*WHAT YOU WILL DO:* Filter the records below for the word "name". Copy each line that holds it.

Collected data entries:

○ ○ ○ ○ ○ ○ ○

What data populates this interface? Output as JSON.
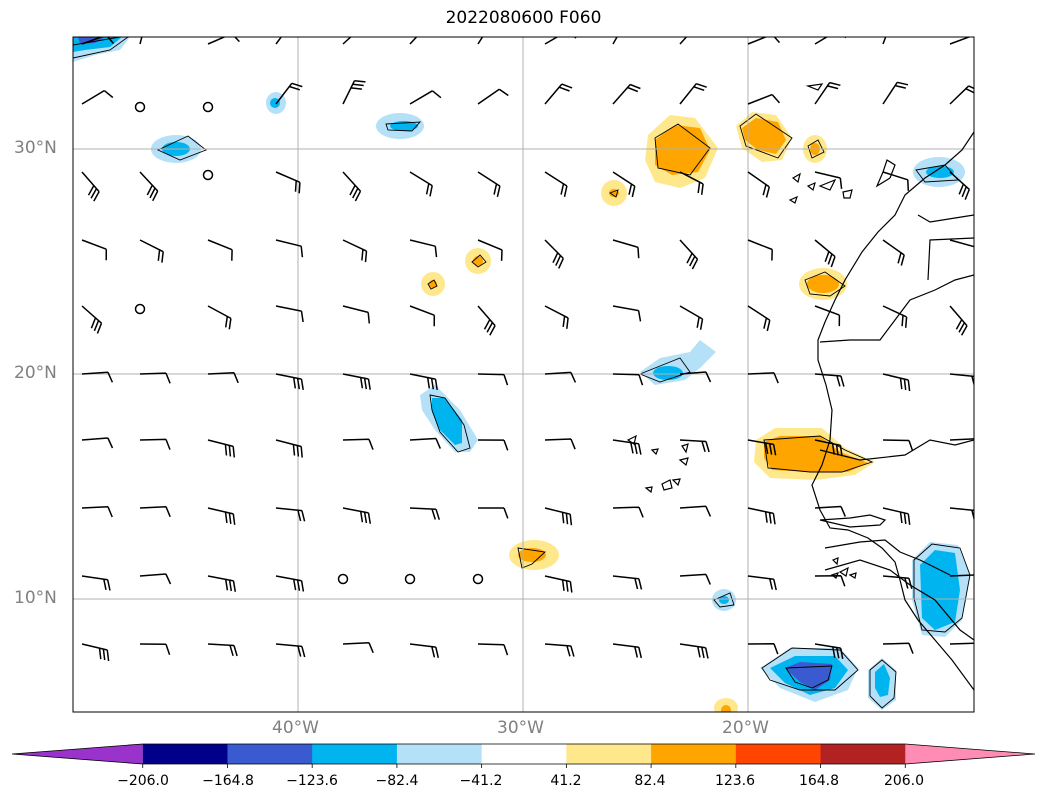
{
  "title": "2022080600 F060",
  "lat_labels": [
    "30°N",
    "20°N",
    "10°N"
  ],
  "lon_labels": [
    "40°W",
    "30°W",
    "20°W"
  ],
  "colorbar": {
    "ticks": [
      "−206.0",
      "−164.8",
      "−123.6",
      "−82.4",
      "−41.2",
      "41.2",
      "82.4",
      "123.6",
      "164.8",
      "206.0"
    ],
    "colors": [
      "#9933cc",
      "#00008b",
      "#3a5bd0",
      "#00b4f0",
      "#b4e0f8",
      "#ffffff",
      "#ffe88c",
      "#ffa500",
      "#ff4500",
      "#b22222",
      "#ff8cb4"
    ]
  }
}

○ ○ ○ ○ ○ ○ ○

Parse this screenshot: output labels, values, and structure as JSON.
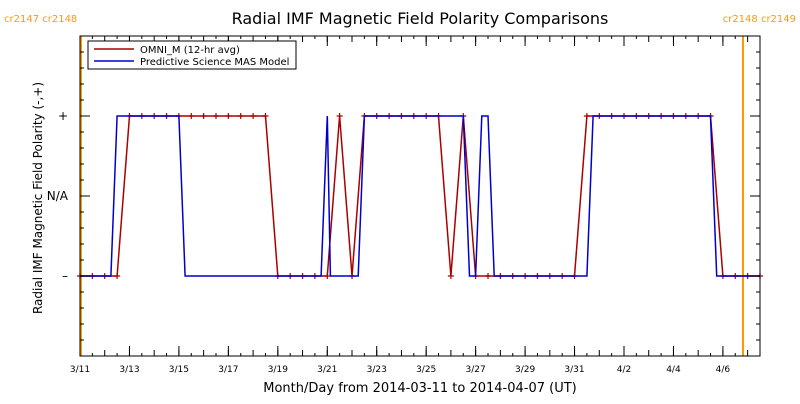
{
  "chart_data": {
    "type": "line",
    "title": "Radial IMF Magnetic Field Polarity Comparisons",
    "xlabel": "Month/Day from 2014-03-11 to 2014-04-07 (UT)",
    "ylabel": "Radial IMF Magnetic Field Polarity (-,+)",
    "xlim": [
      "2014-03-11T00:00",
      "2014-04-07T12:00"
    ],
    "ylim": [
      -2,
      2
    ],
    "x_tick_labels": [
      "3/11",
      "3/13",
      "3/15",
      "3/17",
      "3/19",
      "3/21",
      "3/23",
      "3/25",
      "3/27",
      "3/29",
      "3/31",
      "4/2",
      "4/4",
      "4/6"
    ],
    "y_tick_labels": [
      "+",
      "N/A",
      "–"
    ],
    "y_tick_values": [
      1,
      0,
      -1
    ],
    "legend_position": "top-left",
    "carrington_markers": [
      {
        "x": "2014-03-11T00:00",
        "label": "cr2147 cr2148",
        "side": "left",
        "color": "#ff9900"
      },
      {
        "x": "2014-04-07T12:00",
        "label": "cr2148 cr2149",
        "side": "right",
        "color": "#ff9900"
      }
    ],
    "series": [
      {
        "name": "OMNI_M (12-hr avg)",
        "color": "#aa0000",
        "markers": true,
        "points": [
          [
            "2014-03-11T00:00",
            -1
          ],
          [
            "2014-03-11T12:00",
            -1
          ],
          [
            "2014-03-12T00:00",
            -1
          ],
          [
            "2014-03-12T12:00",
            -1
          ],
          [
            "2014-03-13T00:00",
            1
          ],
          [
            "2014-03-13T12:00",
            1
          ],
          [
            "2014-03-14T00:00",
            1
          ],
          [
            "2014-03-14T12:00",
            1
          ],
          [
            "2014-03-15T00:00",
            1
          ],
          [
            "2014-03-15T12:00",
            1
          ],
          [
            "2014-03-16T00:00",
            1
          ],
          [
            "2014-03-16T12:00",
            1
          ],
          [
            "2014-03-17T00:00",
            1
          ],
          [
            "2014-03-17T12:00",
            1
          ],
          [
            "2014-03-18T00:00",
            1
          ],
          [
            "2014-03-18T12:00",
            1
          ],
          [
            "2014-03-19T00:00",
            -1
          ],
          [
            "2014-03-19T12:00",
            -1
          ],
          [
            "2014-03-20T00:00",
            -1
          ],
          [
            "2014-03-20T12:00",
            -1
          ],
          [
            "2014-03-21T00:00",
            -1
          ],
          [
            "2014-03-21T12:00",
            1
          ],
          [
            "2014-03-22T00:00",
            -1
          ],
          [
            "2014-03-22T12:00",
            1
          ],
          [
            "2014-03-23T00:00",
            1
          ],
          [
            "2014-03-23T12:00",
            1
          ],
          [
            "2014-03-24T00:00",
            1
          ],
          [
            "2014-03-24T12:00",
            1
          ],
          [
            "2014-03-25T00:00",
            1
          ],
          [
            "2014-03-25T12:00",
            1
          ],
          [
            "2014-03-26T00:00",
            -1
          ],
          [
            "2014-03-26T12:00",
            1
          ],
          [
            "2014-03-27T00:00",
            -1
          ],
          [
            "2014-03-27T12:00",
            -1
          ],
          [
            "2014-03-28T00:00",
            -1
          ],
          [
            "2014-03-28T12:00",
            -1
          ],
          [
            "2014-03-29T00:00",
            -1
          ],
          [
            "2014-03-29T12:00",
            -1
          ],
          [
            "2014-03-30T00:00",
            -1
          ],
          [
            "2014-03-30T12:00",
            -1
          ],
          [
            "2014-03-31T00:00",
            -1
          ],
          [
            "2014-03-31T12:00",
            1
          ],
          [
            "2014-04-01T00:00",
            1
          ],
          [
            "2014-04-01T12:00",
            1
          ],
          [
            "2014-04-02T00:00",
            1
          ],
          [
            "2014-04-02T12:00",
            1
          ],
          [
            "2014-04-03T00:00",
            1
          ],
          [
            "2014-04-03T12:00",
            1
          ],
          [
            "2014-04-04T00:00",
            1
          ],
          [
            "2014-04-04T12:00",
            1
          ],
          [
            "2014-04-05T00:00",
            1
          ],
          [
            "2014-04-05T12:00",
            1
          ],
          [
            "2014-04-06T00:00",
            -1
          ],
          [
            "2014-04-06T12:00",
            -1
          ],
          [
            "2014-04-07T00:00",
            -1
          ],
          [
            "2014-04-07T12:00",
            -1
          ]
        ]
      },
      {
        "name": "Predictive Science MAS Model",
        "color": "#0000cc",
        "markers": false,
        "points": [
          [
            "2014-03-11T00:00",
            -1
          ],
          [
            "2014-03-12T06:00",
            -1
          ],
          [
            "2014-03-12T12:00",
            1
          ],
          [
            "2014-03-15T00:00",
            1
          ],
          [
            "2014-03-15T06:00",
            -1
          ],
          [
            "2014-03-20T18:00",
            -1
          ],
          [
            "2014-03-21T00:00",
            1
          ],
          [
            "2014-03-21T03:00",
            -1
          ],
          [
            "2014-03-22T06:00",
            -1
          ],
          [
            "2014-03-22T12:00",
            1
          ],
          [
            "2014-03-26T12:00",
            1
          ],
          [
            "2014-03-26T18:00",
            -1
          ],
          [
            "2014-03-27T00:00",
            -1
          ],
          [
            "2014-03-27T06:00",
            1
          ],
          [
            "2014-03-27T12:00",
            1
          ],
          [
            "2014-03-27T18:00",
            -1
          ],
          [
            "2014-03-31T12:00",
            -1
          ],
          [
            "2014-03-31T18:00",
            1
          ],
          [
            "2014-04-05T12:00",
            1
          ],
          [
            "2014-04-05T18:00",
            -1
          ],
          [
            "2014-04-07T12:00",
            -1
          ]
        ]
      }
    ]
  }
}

○ ○ ○ ○ ○ ○ ○

*EXERCISE SOLUTION:*
        "name": "OMNI_M (12-hr avg)",
        "name": "Predictive Science MAS Model",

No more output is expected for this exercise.